» **Set exercise**
Return every line from the data below that contains the string "press", with case treated as significant.

-- Start --

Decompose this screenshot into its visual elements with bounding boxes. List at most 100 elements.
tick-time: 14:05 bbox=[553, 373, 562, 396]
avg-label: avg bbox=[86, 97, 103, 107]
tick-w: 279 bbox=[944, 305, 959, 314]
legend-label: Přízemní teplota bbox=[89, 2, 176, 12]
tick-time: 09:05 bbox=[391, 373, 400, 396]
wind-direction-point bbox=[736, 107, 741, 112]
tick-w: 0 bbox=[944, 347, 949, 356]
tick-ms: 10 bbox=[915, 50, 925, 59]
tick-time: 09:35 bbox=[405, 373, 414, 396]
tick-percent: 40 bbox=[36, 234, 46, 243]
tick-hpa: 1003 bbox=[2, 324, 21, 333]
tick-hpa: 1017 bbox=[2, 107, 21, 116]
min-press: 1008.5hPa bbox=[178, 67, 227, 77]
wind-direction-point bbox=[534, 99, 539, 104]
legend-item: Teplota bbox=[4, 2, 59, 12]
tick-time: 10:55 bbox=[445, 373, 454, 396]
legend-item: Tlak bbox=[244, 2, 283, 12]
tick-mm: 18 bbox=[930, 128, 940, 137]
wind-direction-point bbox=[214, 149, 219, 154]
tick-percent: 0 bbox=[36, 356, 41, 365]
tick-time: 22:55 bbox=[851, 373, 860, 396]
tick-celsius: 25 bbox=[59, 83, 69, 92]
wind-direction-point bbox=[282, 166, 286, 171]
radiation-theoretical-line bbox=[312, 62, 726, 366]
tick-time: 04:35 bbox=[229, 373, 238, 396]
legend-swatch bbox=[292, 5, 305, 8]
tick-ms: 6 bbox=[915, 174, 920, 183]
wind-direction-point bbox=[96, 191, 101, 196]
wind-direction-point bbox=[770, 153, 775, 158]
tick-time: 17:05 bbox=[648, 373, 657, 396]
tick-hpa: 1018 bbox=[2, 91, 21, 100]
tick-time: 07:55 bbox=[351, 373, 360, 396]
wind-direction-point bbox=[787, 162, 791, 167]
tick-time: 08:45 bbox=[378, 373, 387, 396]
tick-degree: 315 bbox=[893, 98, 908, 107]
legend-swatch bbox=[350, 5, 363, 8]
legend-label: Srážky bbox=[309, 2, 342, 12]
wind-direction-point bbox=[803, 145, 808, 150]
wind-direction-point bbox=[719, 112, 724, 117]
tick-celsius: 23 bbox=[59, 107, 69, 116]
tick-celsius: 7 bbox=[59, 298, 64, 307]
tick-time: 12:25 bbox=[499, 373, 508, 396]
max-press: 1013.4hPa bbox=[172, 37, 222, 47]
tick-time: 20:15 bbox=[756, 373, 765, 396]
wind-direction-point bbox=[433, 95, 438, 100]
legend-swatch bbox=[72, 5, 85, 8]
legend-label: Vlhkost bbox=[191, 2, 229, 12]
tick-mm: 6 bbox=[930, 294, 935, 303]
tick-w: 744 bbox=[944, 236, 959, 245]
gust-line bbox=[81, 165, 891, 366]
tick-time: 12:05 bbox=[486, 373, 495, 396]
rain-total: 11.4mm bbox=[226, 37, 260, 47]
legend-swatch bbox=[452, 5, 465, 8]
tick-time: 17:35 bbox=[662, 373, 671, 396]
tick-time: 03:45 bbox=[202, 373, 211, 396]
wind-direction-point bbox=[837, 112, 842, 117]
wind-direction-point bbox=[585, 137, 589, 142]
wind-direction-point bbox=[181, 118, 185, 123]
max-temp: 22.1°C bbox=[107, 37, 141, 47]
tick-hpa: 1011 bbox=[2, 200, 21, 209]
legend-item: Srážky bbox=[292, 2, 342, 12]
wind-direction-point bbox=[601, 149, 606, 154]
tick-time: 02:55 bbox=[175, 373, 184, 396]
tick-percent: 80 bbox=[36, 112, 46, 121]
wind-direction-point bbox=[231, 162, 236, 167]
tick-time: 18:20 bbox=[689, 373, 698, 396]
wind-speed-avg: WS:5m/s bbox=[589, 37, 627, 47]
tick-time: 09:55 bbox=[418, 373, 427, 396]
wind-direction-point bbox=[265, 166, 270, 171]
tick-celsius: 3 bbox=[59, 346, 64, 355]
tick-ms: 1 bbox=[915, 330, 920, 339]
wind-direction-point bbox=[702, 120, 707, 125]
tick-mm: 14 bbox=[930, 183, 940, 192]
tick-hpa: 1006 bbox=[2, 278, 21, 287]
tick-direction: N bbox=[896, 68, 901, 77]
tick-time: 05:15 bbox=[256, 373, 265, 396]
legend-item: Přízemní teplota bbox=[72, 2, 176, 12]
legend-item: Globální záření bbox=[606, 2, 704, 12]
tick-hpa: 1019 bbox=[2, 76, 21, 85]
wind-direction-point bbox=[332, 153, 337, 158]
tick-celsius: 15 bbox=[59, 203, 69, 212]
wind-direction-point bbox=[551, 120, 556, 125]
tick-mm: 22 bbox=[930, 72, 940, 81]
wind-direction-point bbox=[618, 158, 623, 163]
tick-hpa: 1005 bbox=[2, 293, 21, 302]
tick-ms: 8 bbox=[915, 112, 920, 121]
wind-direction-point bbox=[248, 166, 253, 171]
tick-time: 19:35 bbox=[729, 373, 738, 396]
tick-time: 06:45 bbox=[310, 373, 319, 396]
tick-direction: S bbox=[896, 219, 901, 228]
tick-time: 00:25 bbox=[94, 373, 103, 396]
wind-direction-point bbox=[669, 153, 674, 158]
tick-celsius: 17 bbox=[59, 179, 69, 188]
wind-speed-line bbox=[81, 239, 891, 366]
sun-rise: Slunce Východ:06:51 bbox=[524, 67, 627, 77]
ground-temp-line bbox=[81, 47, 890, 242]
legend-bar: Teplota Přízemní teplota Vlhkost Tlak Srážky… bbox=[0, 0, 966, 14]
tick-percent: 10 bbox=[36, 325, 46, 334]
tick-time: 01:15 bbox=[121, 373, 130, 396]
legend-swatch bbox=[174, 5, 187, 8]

-- End --

» **Exercise result**
min-press: 1008.5hPa bbox=[178, 67, 227, 77]
max-press: 1013.4hPa bbox=[172, 37, 222, 47]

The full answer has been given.